-- Start DATA RECORDS --
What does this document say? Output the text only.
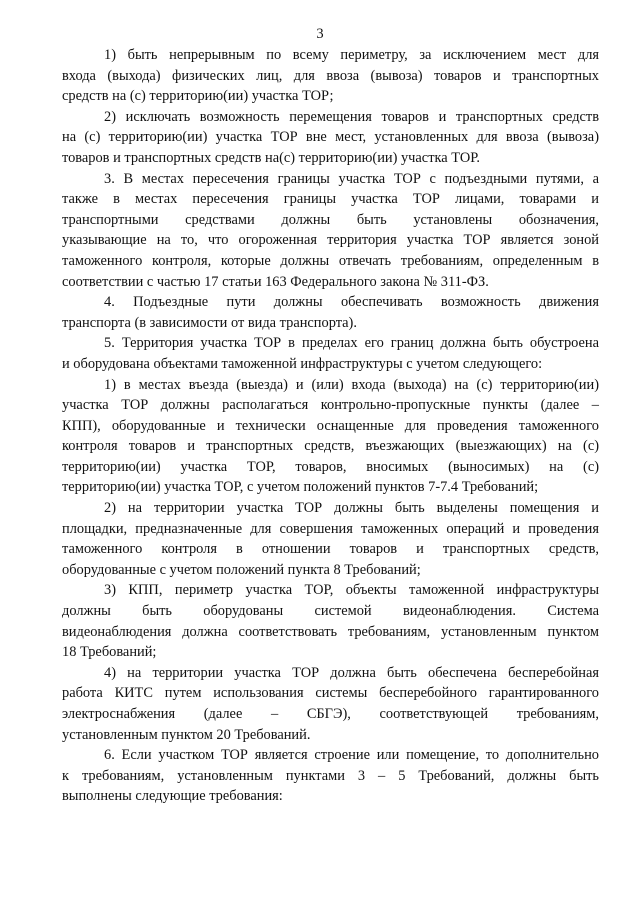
3

1) быть непрерывным по всему периметру, за исключением мест для
входа (выхода) физических лиц, для ввоза (вывоза) товаров и транспортных
средств на (с) территорию(ии) участка ТОР;

2) исключать возможность перемещения товаров и транспортных средств
на (с) территорию(ии) участка ТОР вне мест, установленных для ввоза (вывоза)
товаров и транспортных средств на(с) территорию(ии) участка ТОР.

3. В местах пересечения границы участка ТОР с подъездными путями, а
также в местах пересечения границы участка ТОР лицами, товарами и
транспортными средствами должны быть установлены обозначения,
указывающие на то, что огороженная территория участка ТОР является зоной
таможенного контроля, которые должны отвечать требованиям, определенным в
соответствии с частью 17 статьи 163 Федерального закона № 311-ФЗ.

4. Подъездные пути должны обеспечивать возможность движения
транспорта (в зависимости от вида транспорта).

5. Территория участка ТОР в пределах его границ должна быть обустроена
и оборудована объектами таможенной инфраструктуры с учетом следующего:

1) в местах въезда (выезда) и (или) входа (выхода) на (с) территорию(ии)
участка ТОР должны располагаться контрольно-пропускные пункты (далее –
КПП), оборудованные и технически оснащенные для проведения таможенного
контроля товаров и транспортных средств, въезжающих (выезжающих) на (с)
территорию(ии) участка ТОР, товаров, вносимых (выносимых) на (с)
территорию(ии) участка ТОР, с учетом положений пунктов 7-7.4 Требований;

2) на территории участка ТОР должны быть выделены помещения и
площадки, предназначенные для совершения таможенных операций и проведения
таможенного контроля в отношении товаров и транспортных средств,
оборудованные с учетом положений пункта 8 Требований;

3) КПП, периметр участка ТОР, объекты таможенной инфраструктуры
должны быть оборудованы системой видеонаблюдения. Система
видеонаблюдения должна соответствовать требованиям, установленным пунктом
18 Требований;

4) на территории участка ТОР должна быть обеспечена бесперебойная
работа КИТС путем использования системы бесперебойного гарантированного
электроснабжения (далее – СБГЭ), соответствующей требованиям,
установленным пунктом 20 Требований.

6. Если участком ТОР является строение или помещение, то дополнительно
к требованиям, установленным пунктами 3 – 5 Требований, должны быть
выполнены следующие требования:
-- End DATA RECORDS --
SET EXERCISE: For each line in the data above that contains the string "должна", extract the line.

EXPECTED ANSWER:
5. Территория участка ТОР в пределах его границ должна быть обустроена
видеонаблюдения должна соответствовать требованиям, установленным пунктом
4) на территории участка ТОР должна быть обеспечена бесперебойная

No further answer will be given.